__Requirements__
Copy out every line of the records where the string "color" occurs.

__Structured figure records__
□ □ □
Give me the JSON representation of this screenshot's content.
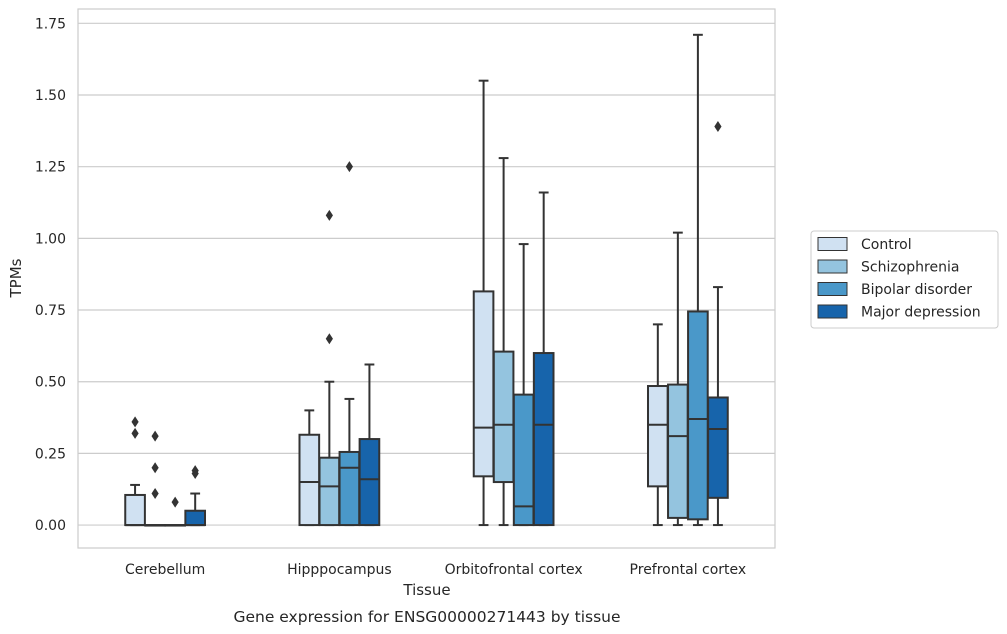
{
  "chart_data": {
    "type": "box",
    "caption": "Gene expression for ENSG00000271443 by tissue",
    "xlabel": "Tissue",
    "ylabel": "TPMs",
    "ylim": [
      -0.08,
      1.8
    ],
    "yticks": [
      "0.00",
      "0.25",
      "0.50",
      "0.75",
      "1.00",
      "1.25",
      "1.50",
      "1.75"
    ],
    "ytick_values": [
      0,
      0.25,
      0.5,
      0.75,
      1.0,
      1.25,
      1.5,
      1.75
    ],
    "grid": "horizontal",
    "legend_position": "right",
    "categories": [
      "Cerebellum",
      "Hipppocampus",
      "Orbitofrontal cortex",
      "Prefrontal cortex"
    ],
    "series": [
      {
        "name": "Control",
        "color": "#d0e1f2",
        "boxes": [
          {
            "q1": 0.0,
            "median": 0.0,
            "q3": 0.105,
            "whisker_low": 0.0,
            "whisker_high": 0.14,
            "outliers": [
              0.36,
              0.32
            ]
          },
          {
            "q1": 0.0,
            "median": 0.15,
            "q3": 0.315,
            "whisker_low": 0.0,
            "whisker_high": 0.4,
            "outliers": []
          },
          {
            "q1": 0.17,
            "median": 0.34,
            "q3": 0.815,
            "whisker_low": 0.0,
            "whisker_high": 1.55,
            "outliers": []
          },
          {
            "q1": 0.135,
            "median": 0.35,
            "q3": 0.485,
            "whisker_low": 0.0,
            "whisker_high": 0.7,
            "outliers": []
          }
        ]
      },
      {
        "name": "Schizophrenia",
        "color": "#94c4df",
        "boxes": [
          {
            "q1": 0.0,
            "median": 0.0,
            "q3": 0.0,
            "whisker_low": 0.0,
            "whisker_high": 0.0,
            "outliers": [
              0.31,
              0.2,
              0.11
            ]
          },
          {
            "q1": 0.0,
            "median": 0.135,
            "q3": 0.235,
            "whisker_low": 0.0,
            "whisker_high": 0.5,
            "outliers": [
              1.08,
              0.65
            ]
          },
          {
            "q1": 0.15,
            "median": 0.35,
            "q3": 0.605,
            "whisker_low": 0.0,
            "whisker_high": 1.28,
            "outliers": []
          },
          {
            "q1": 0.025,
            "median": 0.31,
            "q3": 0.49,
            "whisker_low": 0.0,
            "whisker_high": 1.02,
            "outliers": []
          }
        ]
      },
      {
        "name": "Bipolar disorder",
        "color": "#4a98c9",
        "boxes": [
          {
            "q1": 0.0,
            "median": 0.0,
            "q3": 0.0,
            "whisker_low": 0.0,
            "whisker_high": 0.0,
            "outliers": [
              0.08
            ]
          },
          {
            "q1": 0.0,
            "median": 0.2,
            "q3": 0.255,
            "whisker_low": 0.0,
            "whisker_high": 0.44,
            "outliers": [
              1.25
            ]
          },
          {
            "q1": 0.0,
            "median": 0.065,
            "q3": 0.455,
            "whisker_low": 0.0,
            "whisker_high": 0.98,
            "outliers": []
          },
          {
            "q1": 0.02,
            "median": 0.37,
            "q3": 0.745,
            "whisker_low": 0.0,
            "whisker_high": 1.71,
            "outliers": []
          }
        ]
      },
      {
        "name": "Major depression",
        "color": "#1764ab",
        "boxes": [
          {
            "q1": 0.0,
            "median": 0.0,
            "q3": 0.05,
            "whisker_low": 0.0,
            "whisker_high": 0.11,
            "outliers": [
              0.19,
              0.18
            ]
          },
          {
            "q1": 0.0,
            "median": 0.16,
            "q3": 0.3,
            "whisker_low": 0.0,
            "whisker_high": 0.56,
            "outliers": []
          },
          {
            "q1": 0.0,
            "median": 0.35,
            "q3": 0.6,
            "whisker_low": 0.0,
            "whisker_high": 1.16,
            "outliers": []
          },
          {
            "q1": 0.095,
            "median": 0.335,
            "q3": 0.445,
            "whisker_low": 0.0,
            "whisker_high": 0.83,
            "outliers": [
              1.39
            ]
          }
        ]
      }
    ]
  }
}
□ □ □
__Answer for the task__
        "color": "#d0e1f2",
        "color": "#94c4df",
        "color": "#4a98c9",
        "color": "#1764ab",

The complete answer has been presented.